- Material for this task -
───

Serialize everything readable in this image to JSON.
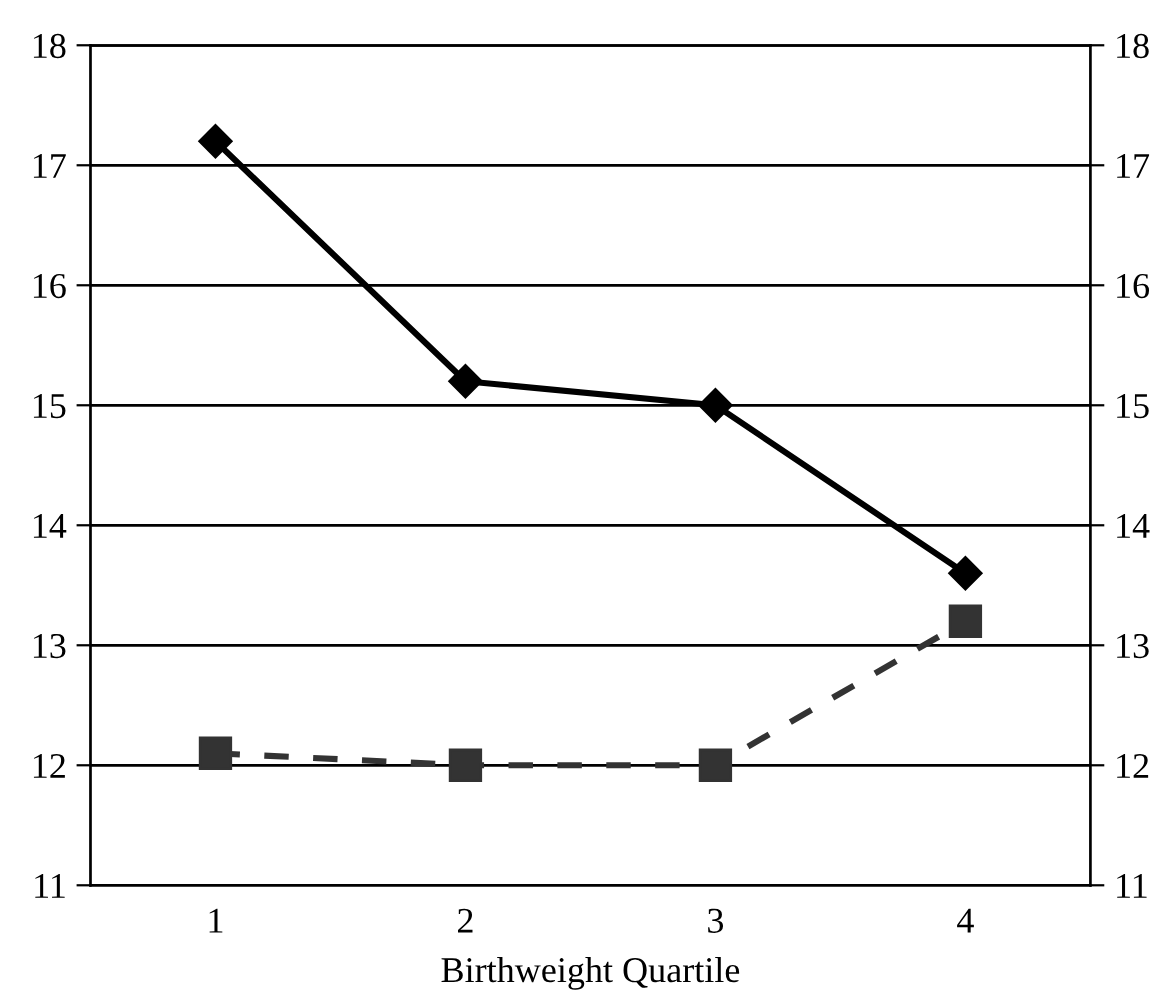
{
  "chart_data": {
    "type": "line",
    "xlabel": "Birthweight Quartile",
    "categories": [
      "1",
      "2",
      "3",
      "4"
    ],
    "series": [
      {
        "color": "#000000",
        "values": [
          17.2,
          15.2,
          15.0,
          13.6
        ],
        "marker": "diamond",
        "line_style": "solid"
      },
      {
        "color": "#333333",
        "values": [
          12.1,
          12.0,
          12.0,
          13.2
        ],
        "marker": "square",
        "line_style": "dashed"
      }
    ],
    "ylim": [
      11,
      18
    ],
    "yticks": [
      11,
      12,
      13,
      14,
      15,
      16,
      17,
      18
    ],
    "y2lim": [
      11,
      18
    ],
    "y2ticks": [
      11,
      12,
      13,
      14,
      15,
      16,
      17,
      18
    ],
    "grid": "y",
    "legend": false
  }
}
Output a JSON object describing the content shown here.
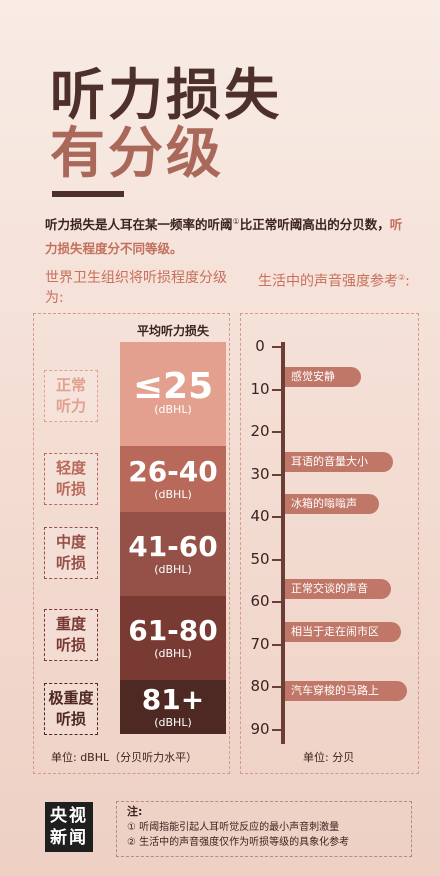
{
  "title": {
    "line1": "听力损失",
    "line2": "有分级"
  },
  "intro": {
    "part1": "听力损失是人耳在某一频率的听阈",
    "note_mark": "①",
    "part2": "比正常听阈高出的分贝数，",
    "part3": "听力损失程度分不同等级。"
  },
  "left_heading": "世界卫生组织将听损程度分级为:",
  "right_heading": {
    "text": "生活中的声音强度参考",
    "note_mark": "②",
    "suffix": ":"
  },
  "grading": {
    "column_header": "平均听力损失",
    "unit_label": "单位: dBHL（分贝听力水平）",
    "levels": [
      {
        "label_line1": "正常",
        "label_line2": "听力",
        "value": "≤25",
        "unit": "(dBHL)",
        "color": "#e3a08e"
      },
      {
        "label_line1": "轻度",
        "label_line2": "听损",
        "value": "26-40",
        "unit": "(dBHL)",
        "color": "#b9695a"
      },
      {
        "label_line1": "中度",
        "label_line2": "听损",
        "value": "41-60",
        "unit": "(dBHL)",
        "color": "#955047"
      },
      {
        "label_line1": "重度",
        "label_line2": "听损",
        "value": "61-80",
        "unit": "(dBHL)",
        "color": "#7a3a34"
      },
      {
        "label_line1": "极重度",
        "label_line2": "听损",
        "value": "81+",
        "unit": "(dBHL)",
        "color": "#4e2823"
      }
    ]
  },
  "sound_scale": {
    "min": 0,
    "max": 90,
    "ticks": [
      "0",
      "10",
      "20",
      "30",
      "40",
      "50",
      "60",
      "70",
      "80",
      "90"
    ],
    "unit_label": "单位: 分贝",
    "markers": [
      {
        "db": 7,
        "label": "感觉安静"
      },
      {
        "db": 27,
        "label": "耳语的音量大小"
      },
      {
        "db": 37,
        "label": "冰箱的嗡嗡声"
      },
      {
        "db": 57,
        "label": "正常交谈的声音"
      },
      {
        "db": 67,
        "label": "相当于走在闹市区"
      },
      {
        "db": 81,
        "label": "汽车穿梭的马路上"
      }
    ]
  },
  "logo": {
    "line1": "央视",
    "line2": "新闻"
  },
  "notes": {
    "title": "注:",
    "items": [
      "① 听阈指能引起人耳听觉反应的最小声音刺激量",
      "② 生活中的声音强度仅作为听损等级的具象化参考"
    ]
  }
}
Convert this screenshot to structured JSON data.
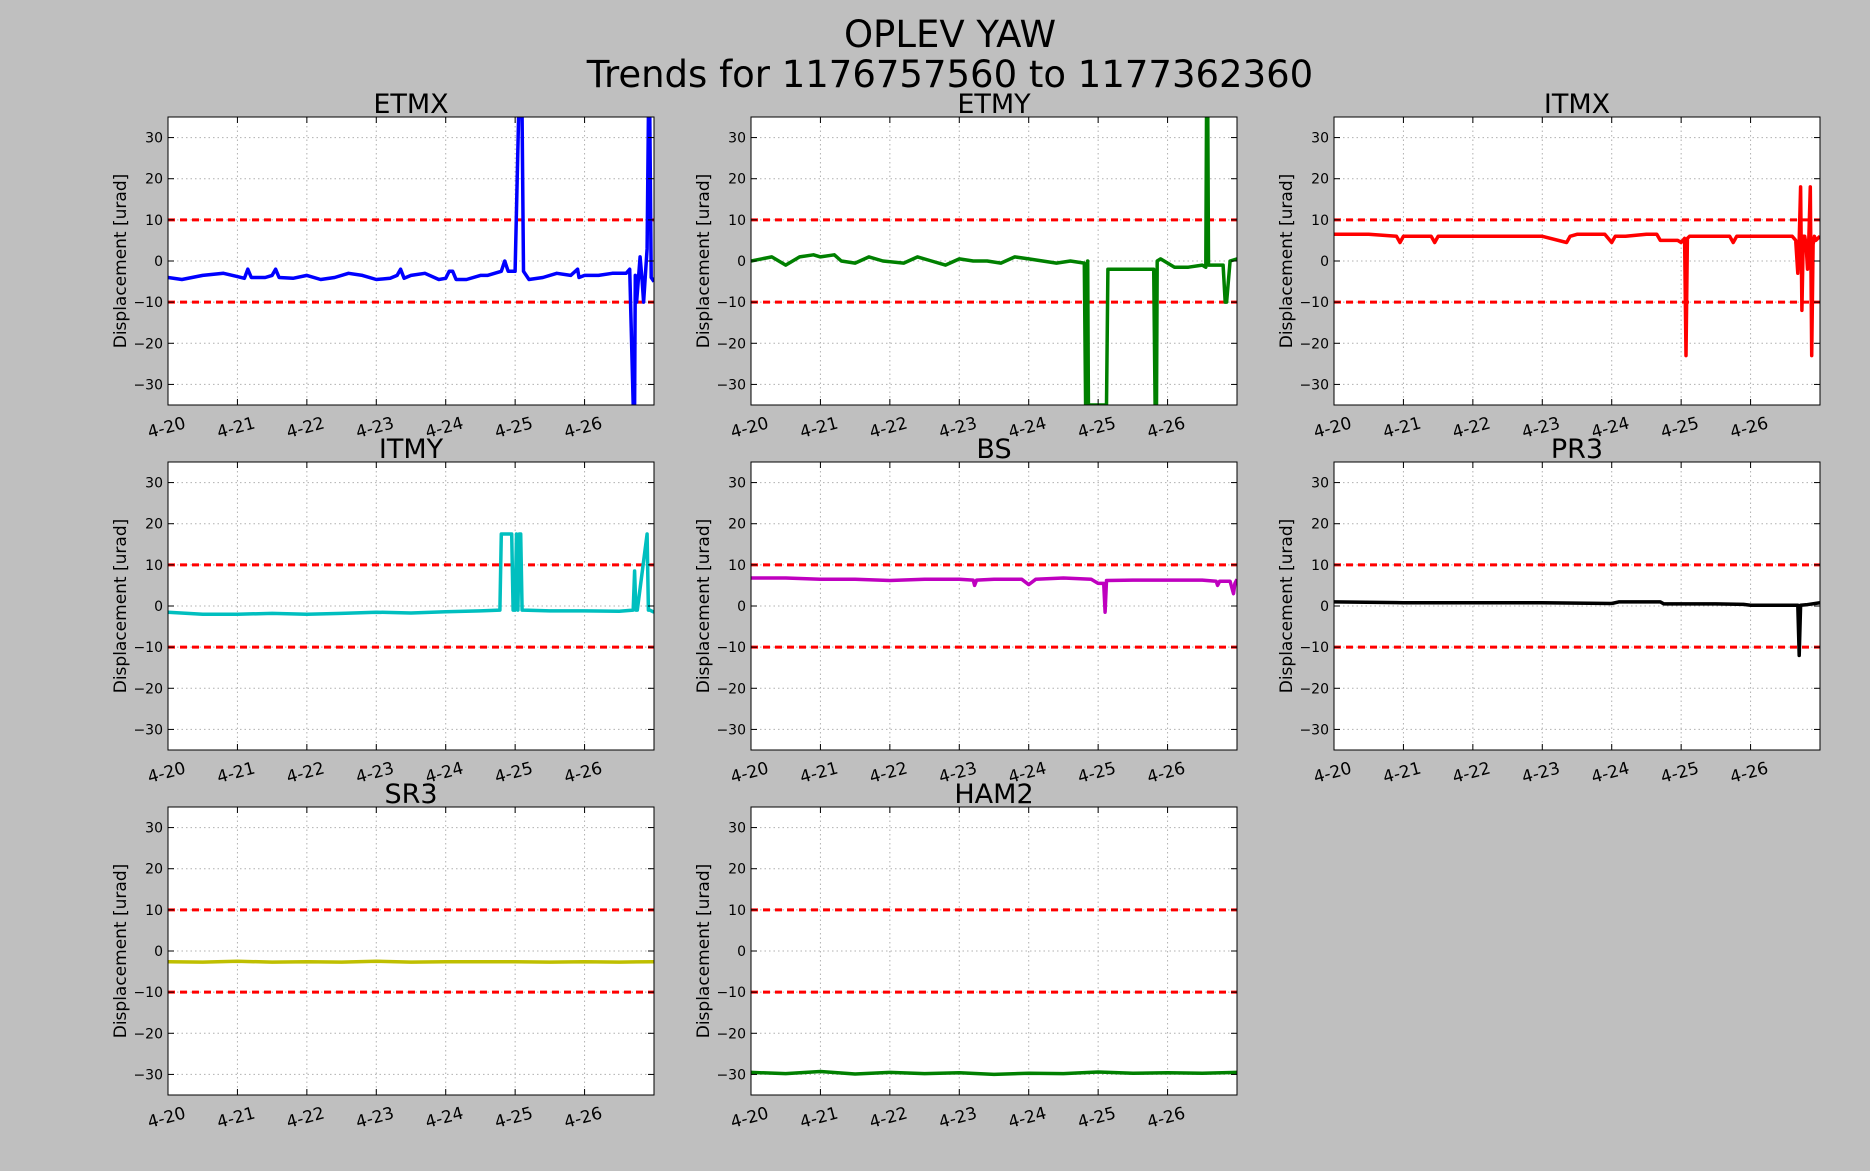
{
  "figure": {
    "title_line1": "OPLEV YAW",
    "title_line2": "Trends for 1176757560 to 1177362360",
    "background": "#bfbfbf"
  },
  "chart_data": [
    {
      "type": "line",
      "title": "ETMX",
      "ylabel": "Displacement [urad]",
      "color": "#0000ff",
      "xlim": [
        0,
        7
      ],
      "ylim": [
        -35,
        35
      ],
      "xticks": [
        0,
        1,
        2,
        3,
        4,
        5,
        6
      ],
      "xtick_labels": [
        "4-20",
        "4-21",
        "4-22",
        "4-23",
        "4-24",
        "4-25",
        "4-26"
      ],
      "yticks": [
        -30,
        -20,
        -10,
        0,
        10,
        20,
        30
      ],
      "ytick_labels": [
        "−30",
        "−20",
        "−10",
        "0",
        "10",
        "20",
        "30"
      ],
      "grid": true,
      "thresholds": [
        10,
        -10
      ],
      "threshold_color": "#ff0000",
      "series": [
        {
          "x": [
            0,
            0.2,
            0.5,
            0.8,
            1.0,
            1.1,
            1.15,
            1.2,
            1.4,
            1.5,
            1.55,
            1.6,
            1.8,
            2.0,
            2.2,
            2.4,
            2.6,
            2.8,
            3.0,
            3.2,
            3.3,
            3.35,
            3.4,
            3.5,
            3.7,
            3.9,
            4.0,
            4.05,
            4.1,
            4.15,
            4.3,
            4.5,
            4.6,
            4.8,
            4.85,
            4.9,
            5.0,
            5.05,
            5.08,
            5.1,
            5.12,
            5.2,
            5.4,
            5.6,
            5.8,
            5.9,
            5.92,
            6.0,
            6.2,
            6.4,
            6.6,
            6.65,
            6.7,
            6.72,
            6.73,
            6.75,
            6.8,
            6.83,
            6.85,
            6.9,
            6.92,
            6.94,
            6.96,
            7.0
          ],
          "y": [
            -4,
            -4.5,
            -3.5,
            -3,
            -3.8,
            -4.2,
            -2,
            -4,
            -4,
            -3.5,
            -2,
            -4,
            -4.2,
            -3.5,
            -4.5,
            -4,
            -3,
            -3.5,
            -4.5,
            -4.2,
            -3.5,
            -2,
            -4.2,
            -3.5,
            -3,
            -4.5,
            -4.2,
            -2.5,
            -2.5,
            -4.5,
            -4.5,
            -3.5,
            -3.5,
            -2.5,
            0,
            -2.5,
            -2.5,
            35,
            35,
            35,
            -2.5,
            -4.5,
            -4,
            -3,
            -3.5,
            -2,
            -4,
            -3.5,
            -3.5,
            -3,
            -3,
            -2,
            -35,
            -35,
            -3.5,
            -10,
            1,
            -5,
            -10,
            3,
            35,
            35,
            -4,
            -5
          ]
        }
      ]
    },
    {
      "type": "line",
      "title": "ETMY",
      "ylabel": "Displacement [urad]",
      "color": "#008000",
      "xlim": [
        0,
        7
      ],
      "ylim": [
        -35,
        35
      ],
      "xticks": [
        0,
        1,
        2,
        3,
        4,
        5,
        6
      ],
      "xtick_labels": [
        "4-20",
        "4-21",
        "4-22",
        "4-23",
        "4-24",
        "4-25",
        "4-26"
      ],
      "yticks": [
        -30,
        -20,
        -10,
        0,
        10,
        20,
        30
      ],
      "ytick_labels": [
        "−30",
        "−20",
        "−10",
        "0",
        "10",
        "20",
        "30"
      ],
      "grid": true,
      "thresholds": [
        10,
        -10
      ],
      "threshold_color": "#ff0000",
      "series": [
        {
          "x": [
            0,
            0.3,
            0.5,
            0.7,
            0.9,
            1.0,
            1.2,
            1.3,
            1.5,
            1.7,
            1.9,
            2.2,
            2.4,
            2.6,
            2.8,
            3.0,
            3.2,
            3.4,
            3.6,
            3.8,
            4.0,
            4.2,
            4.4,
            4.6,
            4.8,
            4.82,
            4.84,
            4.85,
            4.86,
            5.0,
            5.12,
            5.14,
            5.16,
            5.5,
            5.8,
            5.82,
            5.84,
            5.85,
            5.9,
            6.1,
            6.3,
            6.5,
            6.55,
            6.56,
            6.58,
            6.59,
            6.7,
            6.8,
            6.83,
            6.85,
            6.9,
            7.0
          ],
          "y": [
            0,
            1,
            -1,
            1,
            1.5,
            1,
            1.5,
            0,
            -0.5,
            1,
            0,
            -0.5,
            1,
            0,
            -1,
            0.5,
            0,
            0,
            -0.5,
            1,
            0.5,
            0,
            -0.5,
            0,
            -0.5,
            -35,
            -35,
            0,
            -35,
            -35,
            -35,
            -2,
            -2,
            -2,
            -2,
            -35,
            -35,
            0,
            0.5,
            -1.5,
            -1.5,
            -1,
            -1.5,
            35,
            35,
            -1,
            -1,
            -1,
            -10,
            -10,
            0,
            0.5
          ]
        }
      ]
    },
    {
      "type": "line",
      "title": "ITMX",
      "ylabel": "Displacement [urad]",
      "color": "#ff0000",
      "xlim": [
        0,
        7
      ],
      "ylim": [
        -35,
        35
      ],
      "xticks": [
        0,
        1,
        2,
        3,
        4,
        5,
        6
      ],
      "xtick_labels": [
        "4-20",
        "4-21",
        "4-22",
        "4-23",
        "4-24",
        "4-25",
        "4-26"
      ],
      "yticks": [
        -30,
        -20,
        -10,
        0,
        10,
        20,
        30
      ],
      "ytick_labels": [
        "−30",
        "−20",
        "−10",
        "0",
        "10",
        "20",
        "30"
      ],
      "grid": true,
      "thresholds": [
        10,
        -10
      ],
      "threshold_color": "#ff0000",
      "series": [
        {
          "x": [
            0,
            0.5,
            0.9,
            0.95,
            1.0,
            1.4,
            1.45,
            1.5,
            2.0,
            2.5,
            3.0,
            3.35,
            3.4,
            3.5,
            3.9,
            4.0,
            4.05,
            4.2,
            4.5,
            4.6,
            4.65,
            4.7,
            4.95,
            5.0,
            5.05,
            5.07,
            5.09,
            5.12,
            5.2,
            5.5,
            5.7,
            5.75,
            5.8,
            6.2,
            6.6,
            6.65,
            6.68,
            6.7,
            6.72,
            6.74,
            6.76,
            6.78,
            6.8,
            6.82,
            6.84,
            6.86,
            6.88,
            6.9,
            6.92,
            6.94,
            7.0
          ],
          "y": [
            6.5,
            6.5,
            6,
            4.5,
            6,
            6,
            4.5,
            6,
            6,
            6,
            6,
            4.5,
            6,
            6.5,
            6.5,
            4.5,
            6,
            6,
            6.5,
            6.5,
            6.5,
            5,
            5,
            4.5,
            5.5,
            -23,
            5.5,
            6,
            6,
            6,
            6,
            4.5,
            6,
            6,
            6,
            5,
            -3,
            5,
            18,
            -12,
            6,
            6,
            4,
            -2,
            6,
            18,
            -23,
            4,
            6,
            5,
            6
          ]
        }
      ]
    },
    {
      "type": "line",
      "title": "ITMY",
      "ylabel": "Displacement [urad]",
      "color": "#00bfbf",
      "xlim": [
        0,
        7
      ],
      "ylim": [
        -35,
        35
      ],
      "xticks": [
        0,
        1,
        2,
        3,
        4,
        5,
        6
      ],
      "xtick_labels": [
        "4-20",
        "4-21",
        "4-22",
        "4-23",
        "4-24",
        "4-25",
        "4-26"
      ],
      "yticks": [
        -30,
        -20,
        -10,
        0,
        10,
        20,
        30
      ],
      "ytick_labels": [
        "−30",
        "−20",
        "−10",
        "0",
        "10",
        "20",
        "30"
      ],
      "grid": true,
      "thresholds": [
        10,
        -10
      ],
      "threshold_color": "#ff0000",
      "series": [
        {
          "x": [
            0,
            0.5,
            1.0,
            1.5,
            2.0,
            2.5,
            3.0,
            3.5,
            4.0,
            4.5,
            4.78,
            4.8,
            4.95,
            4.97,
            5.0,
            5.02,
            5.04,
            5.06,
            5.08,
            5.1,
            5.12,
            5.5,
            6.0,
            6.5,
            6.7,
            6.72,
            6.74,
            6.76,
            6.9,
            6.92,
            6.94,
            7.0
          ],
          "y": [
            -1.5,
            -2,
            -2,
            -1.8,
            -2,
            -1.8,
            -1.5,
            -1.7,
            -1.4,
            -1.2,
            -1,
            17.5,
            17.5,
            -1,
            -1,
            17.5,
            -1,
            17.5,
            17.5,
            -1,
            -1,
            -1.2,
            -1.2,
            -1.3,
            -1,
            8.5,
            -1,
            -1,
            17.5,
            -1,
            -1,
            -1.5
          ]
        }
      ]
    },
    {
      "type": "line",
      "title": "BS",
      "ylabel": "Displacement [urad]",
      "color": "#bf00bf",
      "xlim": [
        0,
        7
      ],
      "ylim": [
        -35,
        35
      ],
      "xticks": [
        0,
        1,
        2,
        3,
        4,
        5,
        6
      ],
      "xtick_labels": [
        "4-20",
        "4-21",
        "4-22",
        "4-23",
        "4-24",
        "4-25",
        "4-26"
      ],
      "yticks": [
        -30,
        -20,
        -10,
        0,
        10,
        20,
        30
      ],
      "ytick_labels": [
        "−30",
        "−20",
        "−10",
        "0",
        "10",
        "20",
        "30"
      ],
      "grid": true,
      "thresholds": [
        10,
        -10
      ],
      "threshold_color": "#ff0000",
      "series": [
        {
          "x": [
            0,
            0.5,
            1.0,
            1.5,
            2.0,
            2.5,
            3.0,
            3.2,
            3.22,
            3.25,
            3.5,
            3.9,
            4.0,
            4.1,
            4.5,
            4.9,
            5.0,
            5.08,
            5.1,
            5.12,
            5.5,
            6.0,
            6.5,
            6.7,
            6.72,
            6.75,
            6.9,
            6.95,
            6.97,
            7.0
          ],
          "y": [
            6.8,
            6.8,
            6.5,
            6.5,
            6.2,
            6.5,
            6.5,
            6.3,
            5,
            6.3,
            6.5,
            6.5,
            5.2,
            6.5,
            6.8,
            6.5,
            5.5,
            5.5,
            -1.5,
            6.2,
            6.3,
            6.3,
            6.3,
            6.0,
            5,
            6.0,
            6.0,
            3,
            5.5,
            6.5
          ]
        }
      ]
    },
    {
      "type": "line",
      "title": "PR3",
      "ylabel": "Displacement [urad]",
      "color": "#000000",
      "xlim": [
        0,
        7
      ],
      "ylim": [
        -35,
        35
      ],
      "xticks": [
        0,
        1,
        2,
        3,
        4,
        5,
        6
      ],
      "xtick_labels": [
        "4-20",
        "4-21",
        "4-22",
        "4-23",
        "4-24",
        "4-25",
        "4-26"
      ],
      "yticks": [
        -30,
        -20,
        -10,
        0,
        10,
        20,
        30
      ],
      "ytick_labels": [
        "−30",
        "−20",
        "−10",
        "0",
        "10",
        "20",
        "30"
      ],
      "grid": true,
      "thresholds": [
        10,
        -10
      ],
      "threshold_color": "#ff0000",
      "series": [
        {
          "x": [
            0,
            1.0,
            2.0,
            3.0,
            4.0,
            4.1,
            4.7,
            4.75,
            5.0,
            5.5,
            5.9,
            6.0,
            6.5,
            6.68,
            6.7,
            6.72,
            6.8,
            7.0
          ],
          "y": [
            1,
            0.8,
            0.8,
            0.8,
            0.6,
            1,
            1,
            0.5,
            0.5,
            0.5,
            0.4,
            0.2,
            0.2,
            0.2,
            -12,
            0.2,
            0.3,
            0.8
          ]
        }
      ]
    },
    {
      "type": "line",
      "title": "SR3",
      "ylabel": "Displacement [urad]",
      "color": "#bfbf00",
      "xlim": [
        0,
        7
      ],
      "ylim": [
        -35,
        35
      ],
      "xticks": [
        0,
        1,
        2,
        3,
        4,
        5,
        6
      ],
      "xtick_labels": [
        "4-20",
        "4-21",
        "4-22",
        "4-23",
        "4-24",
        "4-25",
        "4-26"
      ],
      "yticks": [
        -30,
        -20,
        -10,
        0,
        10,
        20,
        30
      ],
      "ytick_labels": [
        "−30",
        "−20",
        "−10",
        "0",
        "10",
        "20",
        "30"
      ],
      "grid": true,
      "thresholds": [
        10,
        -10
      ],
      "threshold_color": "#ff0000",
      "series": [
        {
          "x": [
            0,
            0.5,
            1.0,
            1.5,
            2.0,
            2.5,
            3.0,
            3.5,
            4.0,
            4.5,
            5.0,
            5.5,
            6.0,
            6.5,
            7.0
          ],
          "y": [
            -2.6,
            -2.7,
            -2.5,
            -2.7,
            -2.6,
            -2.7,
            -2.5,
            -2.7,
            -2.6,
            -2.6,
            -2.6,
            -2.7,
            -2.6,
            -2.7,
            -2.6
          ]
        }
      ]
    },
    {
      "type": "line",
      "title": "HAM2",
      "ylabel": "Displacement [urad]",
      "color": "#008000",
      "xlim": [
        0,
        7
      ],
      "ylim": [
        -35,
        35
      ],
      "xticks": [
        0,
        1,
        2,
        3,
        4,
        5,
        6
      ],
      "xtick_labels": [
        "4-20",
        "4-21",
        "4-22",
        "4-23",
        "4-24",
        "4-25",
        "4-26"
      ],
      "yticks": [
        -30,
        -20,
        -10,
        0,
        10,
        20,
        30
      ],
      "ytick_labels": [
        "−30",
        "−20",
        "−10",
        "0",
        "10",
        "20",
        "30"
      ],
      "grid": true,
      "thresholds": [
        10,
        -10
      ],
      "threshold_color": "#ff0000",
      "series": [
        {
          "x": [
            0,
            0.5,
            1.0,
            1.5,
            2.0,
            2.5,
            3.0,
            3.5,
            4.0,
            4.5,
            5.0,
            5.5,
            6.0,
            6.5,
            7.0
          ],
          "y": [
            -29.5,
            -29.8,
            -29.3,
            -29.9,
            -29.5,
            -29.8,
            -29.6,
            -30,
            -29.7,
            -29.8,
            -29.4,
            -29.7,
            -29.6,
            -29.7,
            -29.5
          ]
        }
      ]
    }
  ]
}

───

- Exercise instructions -
Locate each line with the word "JSON" and copy it.

- Answer in full -
Serialize everything readable in this image to JSON.
Output a JSON object describing the content shown here.
Convert this screenshot to structured JSON data.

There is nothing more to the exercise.